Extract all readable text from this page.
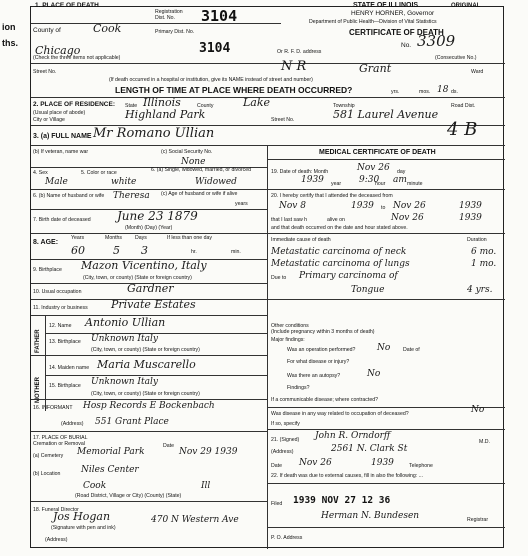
ion
ths.
1. PLACE OF DEATH
Registration
Dist. No. 3104
County of	Cook	Primary Dist. No.
3104
STATE OF ILLINOIS	ORIGINAL
HENRY HORNER, Governor
Department of Public Health—Division of Vital Statistics
CERTIFICATE OF DEATH
No. 3309
(Consecutive No.)
Chicago
(Check the three items not applicable)
Or R. F. D. address
Street No.	N R	Grant	Ward
(If death occurred in a hospital or institution, give its NAME instead of street and number)
LENGTH OF TIME AT PLACE WHERE DEATH OCCURRED?	yrs.	mos. 18 ds.
2. PLACE OF RESIDENCE: State Illinois	County	Lake	Township	Road Dist.
(Usual place of abode)	Highland Park	581 Laurel Avenue
City or Village	Street No.
3. (a) FULL NAME Mr Romano Ullian	4 B
(b) If veteran, name war	(c) Social Security No.
None
4. Sex
Male
5. Color or race
white
6. (a) Single, widowed, married, or divorced
Widowed
6. (b) Name of husband or wife Theresa (c) Age of husband or wife if alive
years
7. Birth date of deceased June 23 1879
(Month) (Day) (Year)
8. AGE:
Years	Months Days	If less than one day
60	5 3	hr.	min.
9. Birthplace Mazon Vicentino, Italy
(City, town, or county) (State or foreign country)
10. Usual occupation	Gardner
11. Industry or business Private Estates
FATHER
12. Name Antonio Ullian
13. Birthplace Unknown Italy
(City, town, or county) (State or foreign country)
MOTHER
14. Maiden name Maria Muscarello
15. Birthplace Unknown Italy
(City, town, or county) (State or foreign country)
16. INFORMANT Hosp Records E Bockenbach
(Address) 551 Grant Place
17. PLACE OF BURIAL
Cremation or Removal
(a) Cemetery Memorial Park
Date
Nov 29 1939
(b) Location Niles Center
Cook	Ill
(Road District, Village or City) (County) (State)
18. Funeral Director
Jos Hogan
(Signature with pen and ink)
(Address)
470 N Western Ave
MEDICAL CERTIFICATE OF DEATH
19. Date of death: Month	Nov 26 day
1939 year 9:30
hour am minute
20. I hereby certify that I attended the deceased from
Nov 8	1939 to Nov 26	1939
that I last saw h	alive on	Nov 26	1939
and that death occurred on the date and hour stated above.
Immediate cause of death	Duration
Metastatic carcinoma of neck	6 mo.
Metastatic carcinoma of lungs	1 mo.
Due to Primary carcinoma of
Tongue	4 yrs.
Other conditions
(Include pregnancy within 3 months of death)
Major findings:
Was an operation performed? No Date of
For what disease or injury?
Was there an autopsy?	No
Findings?
If a communicable disease; where contracted?
Was disease in any way related to occupation of deceased?	No
If so, specify
21. (Signed) John R. Orndorff
M.D.
(Address)	2561 N. Clark St
Date Nov 26	1939	Telephone
22. If death was due to external causes, fill in also the following: ...
Filed 1939 NOV 27 12 36
Herman N. Bundesen	Registrar
P. O. Address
____
PROBLEM DETAILS :: Output all of the records exactly as they appear above, but not the pictures.

REPLY ::
Extract all readable text from this page.
ion
ths.
1. PLACE OF DEATH
Registration
Dist. No. 3104
County of	Cook	Primary Dist. No.
3104
STATE OF ILLINOIS	ORIGINAL
HENRY HORNER, Governor
Department of Public Health—Division of Vital Statistics
CERTIFICATE OF DEATH
No. 3309
(Consecutive No.)
Chicago
(Check the three items not applicable)
Or R. F. D. address
Street No.	N R	Grant	Ward
(If death occurred in a hospital or institution, give its NAME instead of street and number)
LENGTH OF TIME AT PLACE WHERE DEATH OCCURRED?	yrs.	mos. 18 ds.
2. PLACE OF RESIDENCE: State Illinois	County	Lake	Township	Road Dist.
(Usual place of abode)	Highland Park	581 Laurel Avenue
City or Village	Street No.
3. (a) FULL NAME Mr Romano Ullian	4 B
(b) If veteran, name war	(c) Social Security No.
None
4. Sex
Male
5. Color or race
white
6. (a) Single, widowed, married, or divorced
Widowed
6. (b) Name of husband or wife Theresa (c) Age of husband or wife if alive
years
7. Birth date of deceased June 23 1879
(Month) (Day) (Year)
8. AGE:
Years	Months Days	If less than one day
60	5 3	hr.	min.
9. Birthplace Mazon Vicentino, Italy
(City, town, or county) (State or foreign country)
10. Usual occupation	Gardner
11. Industry or business Private Estates
FATHER
12. Name Antonio Ullian
13. Birthplace Unknown Italy
(City, town, or county) (State or foreign country)
MOTHER
14. Maiden name Maria Muscarello
15. Birthplace Unknown Italy
(City, town, or county) (State or foreign country)
16. INFORMANT Hosp Records E Bockenbach
(Address) 551 Grant Place
17. PLACE OF BURIAL
Cremation or Removal
(a) Cemetery Memorial Park
Date
Nov 29 1939
(b) Location Niles Center
Cook	Ill
(Road District, Village or City) (County) (State)
18. Funeral Director
Jos Hogan
(Signature with pen and ink)
(Address)
470 N Western Ave
MEDICAL CERTIFICATE OF DEATH
19. Date of death: Month	Nov 26 day
1939 year 9:30
hour am minute
20. I hereby certify that I attended the deceased from
Nov 8	1939 to Nov 26	1939
that I last saw h	alive on	Nov 26	1939
and that death occurred on the date and hour stated above.
Immediate cause of death	Duration
Metastatic carcinoma of neck	6 mo.
Metastatic carcinoma of lungs	1 mo.
Due to Primary carcinoma of
Tongue	4 yrs.
Other conditions
(Include pregnancy within 3 months of death)
Major findings:
Was an operation performed? No Date of
For what disease or injury?
Was there an autopsy?	No
Findings?
If a communicable disease; where contracted?
Was disease in any way related to occupation of deceased?	No
If so, specify
21. (Signed) John R. Orndorff
M.D.
(Address)	2561 N. Clark St
Date Nov 26	1939	Telephone
22. If death was due to external causes, fill in also the following: ...
Filed 1939 NOV 27 12 36
Herman N. Bundesen	Registrar
P. O. Address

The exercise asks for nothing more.